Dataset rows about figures

· · ·

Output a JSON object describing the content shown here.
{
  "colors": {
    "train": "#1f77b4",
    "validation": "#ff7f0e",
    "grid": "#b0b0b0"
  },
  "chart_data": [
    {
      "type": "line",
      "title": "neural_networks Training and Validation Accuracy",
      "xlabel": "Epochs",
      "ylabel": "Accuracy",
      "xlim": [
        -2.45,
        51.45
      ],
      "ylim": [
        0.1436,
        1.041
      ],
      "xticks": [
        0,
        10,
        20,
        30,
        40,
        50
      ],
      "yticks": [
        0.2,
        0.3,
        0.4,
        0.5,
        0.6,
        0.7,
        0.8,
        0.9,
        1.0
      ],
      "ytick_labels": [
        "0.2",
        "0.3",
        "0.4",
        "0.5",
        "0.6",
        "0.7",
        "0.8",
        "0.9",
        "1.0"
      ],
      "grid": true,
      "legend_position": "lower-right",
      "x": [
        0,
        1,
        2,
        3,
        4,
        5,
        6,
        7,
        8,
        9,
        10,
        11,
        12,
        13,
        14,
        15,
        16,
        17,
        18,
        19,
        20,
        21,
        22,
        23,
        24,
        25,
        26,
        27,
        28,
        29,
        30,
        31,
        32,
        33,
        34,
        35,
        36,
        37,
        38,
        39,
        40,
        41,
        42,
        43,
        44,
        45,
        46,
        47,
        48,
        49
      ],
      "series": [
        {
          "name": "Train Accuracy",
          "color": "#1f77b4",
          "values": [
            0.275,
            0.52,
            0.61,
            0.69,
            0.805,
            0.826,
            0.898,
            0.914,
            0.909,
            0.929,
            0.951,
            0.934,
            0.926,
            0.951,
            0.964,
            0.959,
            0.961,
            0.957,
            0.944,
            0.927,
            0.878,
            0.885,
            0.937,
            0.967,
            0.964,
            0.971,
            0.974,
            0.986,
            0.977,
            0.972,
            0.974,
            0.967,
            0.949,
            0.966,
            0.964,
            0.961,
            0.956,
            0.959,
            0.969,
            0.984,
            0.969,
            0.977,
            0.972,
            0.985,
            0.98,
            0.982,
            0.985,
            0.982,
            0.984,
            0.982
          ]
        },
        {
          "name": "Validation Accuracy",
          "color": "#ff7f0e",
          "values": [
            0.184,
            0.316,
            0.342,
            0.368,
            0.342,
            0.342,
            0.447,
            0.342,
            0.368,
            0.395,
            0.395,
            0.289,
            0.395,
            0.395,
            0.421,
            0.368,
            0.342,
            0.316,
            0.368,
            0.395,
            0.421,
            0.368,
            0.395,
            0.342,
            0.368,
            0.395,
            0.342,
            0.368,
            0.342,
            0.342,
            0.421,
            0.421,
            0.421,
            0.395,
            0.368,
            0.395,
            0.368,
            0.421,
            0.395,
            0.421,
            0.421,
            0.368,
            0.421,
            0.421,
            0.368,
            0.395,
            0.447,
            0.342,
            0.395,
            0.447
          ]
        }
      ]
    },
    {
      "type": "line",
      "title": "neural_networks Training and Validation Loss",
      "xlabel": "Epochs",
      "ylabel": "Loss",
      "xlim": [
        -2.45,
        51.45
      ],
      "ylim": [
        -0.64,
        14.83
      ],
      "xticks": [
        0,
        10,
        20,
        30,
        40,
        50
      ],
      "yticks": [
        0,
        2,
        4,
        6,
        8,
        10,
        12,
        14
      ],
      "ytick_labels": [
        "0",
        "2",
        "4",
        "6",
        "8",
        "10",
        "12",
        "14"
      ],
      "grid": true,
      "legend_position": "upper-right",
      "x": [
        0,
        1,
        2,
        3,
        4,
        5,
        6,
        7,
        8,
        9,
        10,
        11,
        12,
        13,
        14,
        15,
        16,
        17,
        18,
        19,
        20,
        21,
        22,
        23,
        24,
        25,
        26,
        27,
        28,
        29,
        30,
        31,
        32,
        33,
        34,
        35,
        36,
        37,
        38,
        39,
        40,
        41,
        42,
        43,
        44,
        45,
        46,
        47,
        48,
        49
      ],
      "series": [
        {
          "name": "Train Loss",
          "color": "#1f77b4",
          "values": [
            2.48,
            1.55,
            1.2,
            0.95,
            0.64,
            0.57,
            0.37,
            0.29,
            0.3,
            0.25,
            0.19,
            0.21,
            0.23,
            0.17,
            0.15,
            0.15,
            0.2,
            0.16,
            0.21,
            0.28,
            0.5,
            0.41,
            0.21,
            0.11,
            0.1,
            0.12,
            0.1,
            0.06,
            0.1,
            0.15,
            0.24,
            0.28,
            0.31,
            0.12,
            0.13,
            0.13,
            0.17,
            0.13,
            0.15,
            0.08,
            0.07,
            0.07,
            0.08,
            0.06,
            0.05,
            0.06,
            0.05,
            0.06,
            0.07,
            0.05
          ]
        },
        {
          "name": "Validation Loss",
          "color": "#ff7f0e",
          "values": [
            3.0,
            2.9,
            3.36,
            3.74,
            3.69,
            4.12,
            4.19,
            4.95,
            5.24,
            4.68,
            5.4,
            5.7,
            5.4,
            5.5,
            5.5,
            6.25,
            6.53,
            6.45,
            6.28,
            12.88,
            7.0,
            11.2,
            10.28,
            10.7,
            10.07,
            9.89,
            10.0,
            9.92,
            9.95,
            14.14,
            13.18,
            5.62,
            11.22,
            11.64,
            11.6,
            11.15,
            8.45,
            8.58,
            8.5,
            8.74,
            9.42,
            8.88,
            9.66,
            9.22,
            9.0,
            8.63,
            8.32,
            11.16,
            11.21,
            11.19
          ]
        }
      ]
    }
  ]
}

· · ·

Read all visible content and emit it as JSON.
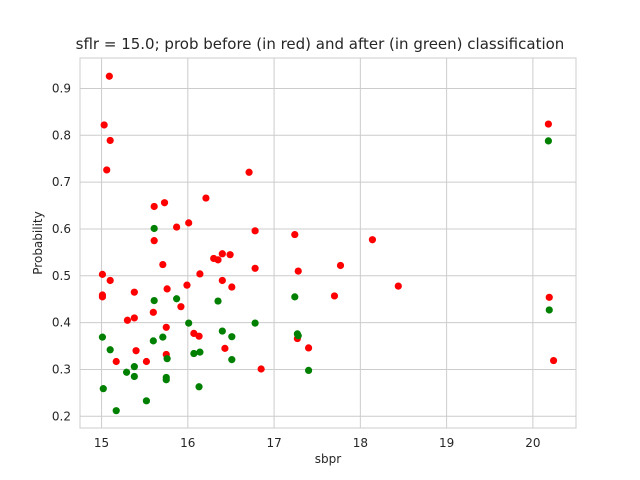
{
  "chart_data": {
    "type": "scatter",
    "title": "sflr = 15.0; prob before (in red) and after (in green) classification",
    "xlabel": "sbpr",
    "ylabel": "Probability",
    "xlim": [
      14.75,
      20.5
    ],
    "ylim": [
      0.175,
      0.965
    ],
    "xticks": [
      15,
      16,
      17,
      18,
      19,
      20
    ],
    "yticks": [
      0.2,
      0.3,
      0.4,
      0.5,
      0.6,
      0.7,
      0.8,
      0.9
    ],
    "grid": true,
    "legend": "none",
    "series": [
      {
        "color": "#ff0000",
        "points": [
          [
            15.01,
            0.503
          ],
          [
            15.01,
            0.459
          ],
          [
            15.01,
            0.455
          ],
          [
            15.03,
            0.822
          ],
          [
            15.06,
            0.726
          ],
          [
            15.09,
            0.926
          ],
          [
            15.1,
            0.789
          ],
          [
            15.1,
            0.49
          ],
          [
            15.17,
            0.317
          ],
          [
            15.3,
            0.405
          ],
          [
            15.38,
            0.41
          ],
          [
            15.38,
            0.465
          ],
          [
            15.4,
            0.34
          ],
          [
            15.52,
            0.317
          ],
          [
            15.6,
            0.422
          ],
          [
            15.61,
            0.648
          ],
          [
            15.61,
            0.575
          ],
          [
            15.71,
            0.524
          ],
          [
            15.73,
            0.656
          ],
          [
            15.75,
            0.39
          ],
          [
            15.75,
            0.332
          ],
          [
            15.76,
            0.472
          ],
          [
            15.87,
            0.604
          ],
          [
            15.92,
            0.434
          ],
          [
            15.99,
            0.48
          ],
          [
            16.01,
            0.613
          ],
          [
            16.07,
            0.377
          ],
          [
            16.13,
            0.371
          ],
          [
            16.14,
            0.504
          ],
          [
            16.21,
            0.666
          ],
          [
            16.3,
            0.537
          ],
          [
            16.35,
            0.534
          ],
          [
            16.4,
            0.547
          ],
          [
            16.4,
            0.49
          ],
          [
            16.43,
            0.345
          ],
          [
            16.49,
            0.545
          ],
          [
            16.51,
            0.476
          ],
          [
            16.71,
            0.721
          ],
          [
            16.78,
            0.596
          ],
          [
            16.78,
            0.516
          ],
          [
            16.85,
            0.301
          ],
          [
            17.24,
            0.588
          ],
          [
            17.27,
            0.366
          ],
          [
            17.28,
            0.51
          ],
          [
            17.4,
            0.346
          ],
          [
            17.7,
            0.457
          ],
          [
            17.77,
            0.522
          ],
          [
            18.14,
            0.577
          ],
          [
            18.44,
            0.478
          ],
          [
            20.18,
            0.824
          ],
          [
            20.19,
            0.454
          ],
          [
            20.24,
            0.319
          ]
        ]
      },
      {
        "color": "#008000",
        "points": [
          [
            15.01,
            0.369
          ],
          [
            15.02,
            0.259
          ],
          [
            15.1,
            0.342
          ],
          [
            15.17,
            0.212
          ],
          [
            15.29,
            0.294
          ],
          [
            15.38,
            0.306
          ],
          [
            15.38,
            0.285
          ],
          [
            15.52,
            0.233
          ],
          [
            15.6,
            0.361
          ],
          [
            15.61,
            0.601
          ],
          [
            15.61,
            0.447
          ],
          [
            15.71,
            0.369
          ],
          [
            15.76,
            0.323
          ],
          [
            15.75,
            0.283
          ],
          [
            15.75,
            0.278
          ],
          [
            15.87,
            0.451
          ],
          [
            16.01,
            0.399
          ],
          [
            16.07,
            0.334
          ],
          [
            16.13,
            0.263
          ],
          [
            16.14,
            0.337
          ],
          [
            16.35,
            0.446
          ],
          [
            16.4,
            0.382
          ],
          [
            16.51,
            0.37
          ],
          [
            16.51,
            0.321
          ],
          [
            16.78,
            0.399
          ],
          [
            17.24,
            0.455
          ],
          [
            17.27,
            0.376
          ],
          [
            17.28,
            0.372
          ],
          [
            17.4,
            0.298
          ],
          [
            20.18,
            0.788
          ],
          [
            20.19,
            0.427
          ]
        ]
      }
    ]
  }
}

· · ·

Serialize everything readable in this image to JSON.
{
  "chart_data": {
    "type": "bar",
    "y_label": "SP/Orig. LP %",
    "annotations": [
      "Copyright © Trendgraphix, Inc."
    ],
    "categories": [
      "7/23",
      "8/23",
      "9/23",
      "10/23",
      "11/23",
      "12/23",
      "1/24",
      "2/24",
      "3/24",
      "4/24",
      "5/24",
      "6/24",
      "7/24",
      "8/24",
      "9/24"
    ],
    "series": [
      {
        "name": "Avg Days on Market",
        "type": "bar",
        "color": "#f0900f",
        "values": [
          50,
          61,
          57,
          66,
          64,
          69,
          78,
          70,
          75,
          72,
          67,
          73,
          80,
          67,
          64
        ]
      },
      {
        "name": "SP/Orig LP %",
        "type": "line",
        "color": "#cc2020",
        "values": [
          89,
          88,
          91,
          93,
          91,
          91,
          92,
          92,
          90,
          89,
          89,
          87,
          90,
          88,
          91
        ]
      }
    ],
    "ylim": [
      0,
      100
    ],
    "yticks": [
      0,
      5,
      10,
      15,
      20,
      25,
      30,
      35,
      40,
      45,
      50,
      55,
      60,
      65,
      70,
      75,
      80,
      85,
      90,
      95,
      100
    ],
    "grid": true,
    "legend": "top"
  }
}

· · ·

Exercise objective - Using the listing above, locate the lines that hold "content" and copy each one.

Result of the task -
Output a JSON object describing the content shown here.
Read all visible content and emit it as JSON.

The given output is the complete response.